| Problem statement |
Tally up the lines that include "JSON" and state that number by itself.

::: Input :::

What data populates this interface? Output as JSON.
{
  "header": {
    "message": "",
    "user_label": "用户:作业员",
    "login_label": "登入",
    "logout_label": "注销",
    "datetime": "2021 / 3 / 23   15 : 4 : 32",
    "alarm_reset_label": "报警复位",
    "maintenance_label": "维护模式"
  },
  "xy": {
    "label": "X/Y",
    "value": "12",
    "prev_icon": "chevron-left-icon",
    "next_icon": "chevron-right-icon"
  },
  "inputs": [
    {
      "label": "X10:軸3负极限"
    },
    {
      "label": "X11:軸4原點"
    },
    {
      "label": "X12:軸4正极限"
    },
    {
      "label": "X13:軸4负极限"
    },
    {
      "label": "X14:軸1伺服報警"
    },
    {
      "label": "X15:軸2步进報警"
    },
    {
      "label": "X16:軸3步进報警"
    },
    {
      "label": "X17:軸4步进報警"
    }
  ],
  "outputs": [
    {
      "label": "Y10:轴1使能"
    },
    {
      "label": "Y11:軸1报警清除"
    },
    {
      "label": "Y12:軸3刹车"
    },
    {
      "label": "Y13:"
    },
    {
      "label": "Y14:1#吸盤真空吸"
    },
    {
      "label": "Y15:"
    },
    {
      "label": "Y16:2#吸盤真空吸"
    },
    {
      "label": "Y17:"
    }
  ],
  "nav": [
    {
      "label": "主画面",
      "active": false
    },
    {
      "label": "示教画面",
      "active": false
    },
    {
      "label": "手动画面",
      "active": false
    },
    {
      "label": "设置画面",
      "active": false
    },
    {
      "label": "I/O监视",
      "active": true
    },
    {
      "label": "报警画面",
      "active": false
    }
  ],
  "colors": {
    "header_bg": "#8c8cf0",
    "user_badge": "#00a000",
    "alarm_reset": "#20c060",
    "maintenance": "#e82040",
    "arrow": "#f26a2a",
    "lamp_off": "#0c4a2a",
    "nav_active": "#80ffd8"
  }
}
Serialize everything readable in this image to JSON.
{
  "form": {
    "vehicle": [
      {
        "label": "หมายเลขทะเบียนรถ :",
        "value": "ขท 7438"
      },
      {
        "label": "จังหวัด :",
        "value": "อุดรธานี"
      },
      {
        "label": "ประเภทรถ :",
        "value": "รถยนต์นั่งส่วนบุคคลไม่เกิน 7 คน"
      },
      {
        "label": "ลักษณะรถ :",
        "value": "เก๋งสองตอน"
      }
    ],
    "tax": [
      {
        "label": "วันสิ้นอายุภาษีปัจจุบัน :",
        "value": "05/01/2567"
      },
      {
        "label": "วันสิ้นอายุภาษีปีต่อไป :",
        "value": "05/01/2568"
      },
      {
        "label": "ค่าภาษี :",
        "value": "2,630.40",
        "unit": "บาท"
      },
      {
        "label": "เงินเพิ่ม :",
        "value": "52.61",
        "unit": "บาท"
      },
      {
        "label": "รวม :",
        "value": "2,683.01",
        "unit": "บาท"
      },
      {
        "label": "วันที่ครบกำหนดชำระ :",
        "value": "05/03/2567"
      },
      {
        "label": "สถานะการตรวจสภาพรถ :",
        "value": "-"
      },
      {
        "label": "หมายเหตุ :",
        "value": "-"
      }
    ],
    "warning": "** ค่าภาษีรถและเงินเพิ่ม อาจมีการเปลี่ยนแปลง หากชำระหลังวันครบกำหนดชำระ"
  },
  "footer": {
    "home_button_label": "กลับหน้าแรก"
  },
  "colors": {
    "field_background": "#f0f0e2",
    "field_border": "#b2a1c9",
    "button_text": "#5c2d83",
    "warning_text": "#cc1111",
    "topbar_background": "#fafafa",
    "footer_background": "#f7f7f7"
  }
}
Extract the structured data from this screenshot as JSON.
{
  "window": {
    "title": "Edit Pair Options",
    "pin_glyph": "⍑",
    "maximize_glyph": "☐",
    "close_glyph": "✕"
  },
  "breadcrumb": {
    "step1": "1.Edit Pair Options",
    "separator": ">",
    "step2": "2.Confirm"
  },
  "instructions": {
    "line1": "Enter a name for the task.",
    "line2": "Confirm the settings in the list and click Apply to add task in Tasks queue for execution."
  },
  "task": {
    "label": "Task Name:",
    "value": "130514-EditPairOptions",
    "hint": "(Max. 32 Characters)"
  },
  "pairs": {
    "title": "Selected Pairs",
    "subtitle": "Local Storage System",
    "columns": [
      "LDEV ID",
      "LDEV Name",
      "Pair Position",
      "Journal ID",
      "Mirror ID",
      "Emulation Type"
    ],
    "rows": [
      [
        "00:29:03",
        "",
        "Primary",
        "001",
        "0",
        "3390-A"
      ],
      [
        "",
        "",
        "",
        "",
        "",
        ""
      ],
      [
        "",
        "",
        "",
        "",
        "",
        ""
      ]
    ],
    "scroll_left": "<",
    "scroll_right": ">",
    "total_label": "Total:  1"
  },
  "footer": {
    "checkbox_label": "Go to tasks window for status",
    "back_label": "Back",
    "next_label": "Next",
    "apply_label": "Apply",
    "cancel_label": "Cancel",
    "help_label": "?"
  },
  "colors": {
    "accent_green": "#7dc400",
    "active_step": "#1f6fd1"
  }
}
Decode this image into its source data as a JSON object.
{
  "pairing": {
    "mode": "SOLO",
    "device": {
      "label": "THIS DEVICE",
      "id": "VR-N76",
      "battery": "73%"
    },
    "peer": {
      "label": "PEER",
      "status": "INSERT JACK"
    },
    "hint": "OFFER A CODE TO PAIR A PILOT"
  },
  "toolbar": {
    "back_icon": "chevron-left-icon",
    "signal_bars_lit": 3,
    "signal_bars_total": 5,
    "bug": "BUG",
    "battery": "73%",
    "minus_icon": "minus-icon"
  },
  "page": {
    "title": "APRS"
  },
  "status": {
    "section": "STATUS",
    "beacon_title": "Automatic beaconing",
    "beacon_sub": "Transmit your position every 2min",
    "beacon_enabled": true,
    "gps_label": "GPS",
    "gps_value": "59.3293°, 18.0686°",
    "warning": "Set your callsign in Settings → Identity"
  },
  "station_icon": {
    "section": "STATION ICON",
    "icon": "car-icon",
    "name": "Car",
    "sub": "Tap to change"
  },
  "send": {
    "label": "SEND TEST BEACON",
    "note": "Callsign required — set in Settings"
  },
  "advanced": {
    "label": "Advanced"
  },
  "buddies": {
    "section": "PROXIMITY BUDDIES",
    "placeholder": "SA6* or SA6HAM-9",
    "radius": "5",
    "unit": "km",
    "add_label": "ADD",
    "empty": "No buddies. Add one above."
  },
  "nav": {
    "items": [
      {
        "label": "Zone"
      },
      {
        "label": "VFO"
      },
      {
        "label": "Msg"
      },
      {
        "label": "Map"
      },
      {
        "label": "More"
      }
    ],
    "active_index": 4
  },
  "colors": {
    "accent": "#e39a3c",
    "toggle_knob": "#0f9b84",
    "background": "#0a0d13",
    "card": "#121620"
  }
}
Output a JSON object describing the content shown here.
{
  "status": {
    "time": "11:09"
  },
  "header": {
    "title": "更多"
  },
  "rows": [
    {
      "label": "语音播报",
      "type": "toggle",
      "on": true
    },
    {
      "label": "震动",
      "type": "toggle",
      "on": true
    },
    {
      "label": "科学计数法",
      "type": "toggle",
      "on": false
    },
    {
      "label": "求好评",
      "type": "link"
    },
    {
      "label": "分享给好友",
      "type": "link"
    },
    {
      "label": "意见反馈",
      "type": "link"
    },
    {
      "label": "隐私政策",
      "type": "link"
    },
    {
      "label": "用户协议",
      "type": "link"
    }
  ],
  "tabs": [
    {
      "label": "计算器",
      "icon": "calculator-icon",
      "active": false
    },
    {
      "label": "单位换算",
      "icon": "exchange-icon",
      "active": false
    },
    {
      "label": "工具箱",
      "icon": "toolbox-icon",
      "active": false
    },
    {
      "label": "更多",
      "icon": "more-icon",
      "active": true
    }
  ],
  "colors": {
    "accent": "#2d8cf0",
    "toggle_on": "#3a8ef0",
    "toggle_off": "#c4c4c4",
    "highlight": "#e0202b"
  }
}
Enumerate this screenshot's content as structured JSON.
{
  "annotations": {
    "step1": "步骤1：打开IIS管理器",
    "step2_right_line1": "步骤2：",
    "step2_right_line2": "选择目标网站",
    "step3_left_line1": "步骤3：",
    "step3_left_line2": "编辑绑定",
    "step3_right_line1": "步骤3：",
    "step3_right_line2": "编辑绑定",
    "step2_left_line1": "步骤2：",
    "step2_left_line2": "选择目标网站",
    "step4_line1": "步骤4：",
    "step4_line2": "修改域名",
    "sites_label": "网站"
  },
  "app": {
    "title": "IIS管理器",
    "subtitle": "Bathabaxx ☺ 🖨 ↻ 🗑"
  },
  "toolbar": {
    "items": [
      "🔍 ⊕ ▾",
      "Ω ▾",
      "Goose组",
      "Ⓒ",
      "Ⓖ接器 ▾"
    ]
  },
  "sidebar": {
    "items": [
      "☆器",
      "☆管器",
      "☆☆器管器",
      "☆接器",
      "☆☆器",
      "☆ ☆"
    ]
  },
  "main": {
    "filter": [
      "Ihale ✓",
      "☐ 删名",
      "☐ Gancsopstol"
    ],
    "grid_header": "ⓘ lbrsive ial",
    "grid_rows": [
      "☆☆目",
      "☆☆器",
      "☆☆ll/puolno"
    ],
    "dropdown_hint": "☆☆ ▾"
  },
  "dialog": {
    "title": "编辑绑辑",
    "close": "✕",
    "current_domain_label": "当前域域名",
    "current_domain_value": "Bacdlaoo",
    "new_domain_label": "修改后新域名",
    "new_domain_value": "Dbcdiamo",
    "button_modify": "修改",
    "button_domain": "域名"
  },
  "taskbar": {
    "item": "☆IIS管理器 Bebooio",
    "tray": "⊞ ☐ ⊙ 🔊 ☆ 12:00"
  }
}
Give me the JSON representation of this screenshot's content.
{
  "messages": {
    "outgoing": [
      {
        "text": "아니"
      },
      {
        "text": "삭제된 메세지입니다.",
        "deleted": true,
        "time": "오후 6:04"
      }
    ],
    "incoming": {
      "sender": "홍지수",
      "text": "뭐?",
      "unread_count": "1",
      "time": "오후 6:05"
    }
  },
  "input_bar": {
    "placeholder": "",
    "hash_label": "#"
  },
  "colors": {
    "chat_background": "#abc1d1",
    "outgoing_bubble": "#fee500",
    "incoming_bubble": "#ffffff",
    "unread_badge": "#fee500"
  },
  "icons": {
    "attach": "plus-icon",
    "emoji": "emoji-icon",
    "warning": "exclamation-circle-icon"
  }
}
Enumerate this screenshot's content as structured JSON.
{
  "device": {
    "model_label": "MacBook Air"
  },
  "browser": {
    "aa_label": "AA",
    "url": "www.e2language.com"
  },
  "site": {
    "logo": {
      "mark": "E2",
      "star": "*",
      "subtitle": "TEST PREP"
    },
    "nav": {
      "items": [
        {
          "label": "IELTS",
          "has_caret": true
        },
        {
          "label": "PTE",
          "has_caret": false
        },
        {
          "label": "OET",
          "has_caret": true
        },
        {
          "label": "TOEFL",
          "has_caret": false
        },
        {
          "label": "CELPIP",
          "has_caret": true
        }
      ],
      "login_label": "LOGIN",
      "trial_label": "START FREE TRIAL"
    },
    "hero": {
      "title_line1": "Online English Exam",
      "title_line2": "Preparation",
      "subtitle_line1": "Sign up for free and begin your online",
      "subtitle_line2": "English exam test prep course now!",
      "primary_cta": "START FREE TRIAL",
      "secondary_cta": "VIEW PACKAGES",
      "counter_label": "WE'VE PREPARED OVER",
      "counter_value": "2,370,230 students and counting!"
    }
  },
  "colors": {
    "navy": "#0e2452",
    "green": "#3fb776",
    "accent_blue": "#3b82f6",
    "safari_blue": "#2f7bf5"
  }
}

:::

| Response for this exercise |
8